--- start Records provided ---

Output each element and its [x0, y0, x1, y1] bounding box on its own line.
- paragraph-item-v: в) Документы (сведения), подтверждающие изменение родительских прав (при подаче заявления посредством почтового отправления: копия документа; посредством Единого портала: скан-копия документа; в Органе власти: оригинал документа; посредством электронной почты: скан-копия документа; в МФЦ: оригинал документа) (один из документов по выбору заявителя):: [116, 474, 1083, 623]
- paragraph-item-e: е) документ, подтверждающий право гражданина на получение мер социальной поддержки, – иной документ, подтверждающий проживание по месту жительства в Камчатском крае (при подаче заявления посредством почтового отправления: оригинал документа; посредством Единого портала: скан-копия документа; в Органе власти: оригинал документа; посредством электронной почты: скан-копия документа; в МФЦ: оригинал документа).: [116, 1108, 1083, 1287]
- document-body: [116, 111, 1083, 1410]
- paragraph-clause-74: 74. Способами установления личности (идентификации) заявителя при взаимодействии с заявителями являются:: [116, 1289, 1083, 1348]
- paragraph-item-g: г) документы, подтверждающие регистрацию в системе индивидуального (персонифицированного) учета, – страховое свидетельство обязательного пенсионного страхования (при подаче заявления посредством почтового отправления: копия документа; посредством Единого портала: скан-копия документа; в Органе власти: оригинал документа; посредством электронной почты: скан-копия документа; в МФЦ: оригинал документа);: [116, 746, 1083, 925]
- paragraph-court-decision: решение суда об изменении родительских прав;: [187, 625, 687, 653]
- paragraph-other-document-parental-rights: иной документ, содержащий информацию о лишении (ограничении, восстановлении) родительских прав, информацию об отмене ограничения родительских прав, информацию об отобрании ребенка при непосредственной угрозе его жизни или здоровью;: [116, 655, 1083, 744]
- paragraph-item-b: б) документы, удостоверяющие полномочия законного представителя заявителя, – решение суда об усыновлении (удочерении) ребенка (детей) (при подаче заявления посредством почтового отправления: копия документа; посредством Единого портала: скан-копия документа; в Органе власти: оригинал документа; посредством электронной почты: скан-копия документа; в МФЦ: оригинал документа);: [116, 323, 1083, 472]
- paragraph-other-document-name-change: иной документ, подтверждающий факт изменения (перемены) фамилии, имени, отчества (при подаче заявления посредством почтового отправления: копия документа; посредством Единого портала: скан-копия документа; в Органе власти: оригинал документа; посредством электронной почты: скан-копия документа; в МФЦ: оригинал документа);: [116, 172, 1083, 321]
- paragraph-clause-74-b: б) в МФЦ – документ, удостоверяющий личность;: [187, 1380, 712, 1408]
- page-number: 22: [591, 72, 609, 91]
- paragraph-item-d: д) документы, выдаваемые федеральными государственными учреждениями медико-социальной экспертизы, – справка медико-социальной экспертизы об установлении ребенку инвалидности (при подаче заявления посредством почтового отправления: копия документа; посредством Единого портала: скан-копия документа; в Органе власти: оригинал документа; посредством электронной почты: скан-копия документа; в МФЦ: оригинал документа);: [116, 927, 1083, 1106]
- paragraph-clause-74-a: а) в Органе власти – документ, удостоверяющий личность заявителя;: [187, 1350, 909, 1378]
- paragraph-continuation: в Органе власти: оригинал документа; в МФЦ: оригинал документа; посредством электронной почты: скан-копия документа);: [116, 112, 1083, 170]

--- end Records provided ---

Exercise prompt ▸
Present every line of the material above as a numbered list, omitting any blank lines.

Complete response ▸
1. Output each element and its [x0, y0, x1, y1] bounding box on its own line.
2. - paragraph-item-v: в) Документы (сведения), подтверждающие изменение родительских прав (при подаче заявления посредством почтового отправления: копия документа; посредством Единого портала: скан-копия документа; в Органе власти: оригинал документа; посредством электронной почты: скан-копия документа; в МФЦ: оригинал документа) (один из документов по выбору заявителя):: [116, 474, 1083, 623]
3. - paragraph-item-e: е) документ, подтверждающий право гражданина на получение мер социальной поддержки, – иной документ, подтверждающий проживание по месту жительства в Камчатском крае (при подаче заявления посредством почтового отправления: оригинал документа; посредством Единого портала: скан-копия документа; в Органе власти: оригинал документа; посредством электронной почты: скан-копия документа; в МФЦ: оригинал документа).: [116, 1108, 1083, 1287]
4. - document-body: [116, 111, 1083, 1410]
5. - paragraph-clause-74: 74. Способами установления личности (идентификации) заявителя при взаимодействии с заявителями являются:: [116, 1289, 1083, 1348]
6. - paragraph-item-g: г) документы, подтверждающие регистрацию в системе индивидуального (персонифицированного) учета, – страховое свидетельство обязательного пенсионного страхования (при подаче заявления посредством почтового отправления: копия документа; посредством Единого портала: скан-копия документа; в Органе власти: оригинал документа; посредством электронной почты: скан-копия документа; в МФЦ: оригинал документа);: [116, 746, 1083, 925]
7. - paragraph-court-decision: решение суда об изменении родительских прав;: [187, 625, 687, 653]
8. - paragraph-other-document-parental-rights: иной документ, содержащий информацию о лишении (ограничении, восстановлении) родительских прав, информацию об отмене ограничения родительских прав, информацию об отобрании ребенка при непосредственной угрозе его жизни или здоровью;: [116, 655, 1083, 744]
9. - paragraph-item-b: б) документы, удостоверяющие полномочия законного представителя заявителя, – решение суда об усыновлении (удочерении) ребенка (детей) (при подаче заявления посредством почтового отправления: копия документа; посредством Единого портала: скан-копия документа; в Органе власти: оригинал документа; посредством электронной почты: скан-копия документа; в МФЦ: оригинал документа);: [116, 323, 1083, 472]
10. - paragraph-other-document-name-change: иной документ, подтверждающий факт изменения (перемены) фамилии, имени, отчества (при подаче заявления посредством почтового отправления: копия документа; посредством Единого портала: скан-копия документа; в Органе власти: оригинал документа; посредством электронной почты: скан-копия документа; в МФЦ: оригинал документа);: [116, 172, 1083, 321]
11. - paragraph-clause-74-b: б) в МФЦ – документ, удостоверяющий личность;: [187, 1380, 712, 1408]
12. - page-number: 22: [591, 72, 609, 91]
13. - paragraph-item-d: д) документы, выдаваемые федеральными государственными учреждениями медико-социальной экспертизы, – справка медико-социальной экспертизы об установлении ребенку инвалидности (при подаче заявления посредством почтового отправления: копия документа; посредством Единого портала: скан-копия документа; в Органе власти: оригинал документа; посредством электронной почты: скан-копия документа; в МФЦ: оригинал документа);: [116, 927, 1083, 1106]
14. - paragraph-clause-74-a: а) в Органе власти – документ, удостоверяющий личность заявителя;: [187, 1350, 909, 1378]
15. - paragraph-continuation: в Органе власти: оригинал документа; в МФЦ: оригинал документа; посредством электронной почты: скан-копия документа);: [116, 112, 1083, 170]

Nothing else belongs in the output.